[Begin]
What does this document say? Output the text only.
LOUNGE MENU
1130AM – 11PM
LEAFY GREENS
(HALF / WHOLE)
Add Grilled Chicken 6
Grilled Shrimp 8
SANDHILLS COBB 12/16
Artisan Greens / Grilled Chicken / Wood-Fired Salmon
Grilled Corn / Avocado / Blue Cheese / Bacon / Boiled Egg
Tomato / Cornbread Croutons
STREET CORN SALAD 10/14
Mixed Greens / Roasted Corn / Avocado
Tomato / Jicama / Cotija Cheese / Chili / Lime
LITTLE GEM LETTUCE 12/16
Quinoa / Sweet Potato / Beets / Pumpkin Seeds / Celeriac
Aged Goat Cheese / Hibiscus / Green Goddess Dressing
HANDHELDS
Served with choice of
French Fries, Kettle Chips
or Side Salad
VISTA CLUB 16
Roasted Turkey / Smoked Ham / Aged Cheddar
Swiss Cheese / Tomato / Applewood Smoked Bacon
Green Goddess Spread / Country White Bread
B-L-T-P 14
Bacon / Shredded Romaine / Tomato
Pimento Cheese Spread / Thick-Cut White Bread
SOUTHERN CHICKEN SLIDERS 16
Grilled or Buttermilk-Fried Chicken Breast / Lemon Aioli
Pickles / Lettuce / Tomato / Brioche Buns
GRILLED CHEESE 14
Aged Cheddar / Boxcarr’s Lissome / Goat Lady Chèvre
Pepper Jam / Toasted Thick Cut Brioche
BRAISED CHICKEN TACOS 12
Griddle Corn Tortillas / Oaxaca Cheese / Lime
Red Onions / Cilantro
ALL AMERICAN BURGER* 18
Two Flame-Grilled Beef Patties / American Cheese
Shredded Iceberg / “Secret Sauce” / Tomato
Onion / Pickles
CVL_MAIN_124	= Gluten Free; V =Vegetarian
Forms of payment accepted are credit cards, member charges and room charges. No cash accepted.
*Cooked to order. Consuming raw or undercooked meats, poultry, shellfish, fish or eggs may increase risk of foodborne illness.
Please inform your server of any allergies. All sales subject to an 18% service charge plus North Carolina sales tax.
[End]
#### Problem to solve:
Restate the listing above word for word.

#### Result of the exercise:
What does this document say? Output the text only.
LOUNGE MENU
1130AM – 11PM
LEAFY GREENS
(HALF / WHOLE)
Add Grilled Chicken 6
Grilled Shrimp 8
SANDHILLS COBB 12/16
Artisan Greens / Grilled Chicken / Wood-Fired Salmon
Grilled Corn / Avocado / Blue Cheese / Bacon / Boiled Egg
Tomato / Cornbread Croutons
STREET CORN SALAD 10/14
Mixed Greens / Roasted Corn / Avocado
Tomato / Jicama / Cotija Cheese / Chili / Lime
LITTLE GEM LETTUCE 12/16
Quinoa / Sweet Potato / Beets / Pumpkin Seeds / Celeriac
Aged Goat Cheese / Hibiscus / Green Goddess Dressing
HANDHELDS
Served with choice of
French Fries, Kettle Chips
or Side Salad
VISTA CLUB 16
Roasted Turkey / Smoked Ham / Aged Cheddar
Swiss Cheese / Tomato / Applewood Smoked Bacon
Green Goddess Spread / Country White Bread
B-L-T-P 14
Bacon / Shredded Romaine / Tomato
Pimento Cheese Spread / Thick-Cut White Bread
SOUTHERN CHICKEN SLIDERS 16
Grilled or Buttermilk-Fried Chicken Breast / Lemon Aioli
Pickles / Lettuce / Tomato / Brioche Buns
GRILLED CHEESE 14
Aged Cheddar / Boxcarr’s Lissome / Goat Lady Chèvre
Pepper Jam / Toasted Thick Cut Brioche
BRAISED CHICKEN TACOS 12
Griddle Corn Tortillas / Oaxaca Cheese / Lime
Red Onions / Cilantro
ALL AMERICAN BURGER* 18
Two Flame-Grilled Beef Patties / American Cheese
Shredded Iceberg / “Secret Sauce” / Tomato
Onion / Pickles
CVL_MAIN_124	= Gluten Free; V =Vegetarian
Forms of payment accepted are credit cards, member charges and room charges. No cash accepted.
*Cooked to order. Consuming raw or undercooked meats, poultry, shellfish, fish or eggs may increase risk of foodborne illness.
Please inform your server of any allergies. All sales subject to an 18% service charge plus North Carolina sales tax.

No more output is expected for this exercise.